begin Source records

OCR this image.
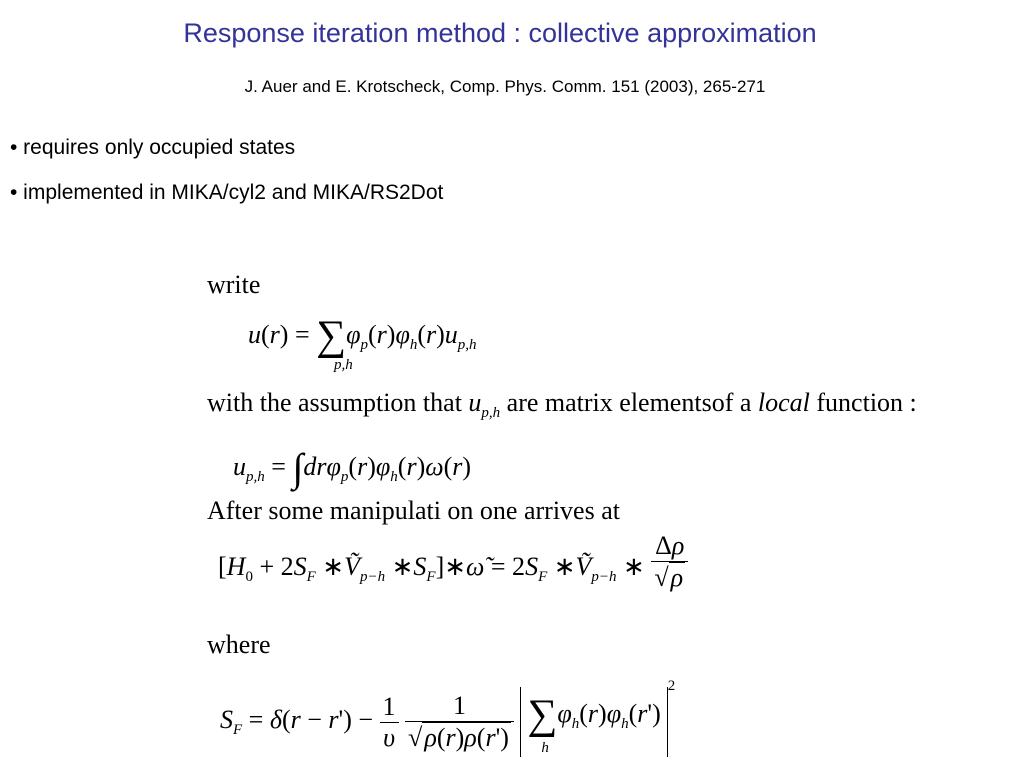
Response iteration method : collective approximation
J. Auer and E. Krotscheck, Comp. Phys. Comm. 151 (2003), 265-271
• requires only occupied states
• implemented in MIKA/cyl2 and MIKA/RS2Dot
write
$u(r) = \sum\varphi_p(r)\varphi_h(r)u_{p,h}$
p,h
with the assumption that $u_{p,h}$ are matrix elementsof a local function :
$u_{p,h} = \int dr\varphi_p(r)\varphi_h(r)\omega(r)$
After some manipulati on one arrives at
[$H_0 + 2S_F$ ∗Ṽ$_{p-h}$ $∗S_F]∗\omegã = 2S_F$ ∗Ṽ$_{p-h}$ ∗ $\frac{\Delta\rho}{√\rho}$
where
$S_F = \delta(r - r') - \frac{1}{\upsilon}$
$\frac{1}{√\rho(r)\rho(r')} \sum\varphi_h(r)\varphi_h(r')$
h
$^2$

end Source records

> _Job_
Reproduce the listing exactly. Leave its pictures out.

> _Written response_
OCR this image.
Response iteration method : collective approximation
J. Auer and E. Krotscheck, Comp. Phys. Comm. 151 (2003), 265-271
• requires only occupied states
• implemented in MIKA/cyl2 and MIKA/RS2Dot
write
$u(r) = \sum\varphi_p(r)\varphi_h(r)u_{p,h}$
p,h
with the assumption that $u_{p,h}$ are matrix elementsof a local function :
$u_{p,h} = \int dr\varphi_p(r)\varphi_h(r)\omega(r)$
After some manipulati on one arrives at
[$H_0 + 2S_F$ ∗Ṽ$_{p-h}$ $∗S_F]∗\omegã = 2S_F$ ∗Ṽ$_{p-h}$ ∗ $\frac{\Delta\rho}{√\rho}$
where
$S_F = \delta(r - r') - \frac{1}{\upsilon}$
$\frac{1}{√\rho(r)\rho(r')} \sum\varphi_h(r)\varphi_h(r')$
h
$^2$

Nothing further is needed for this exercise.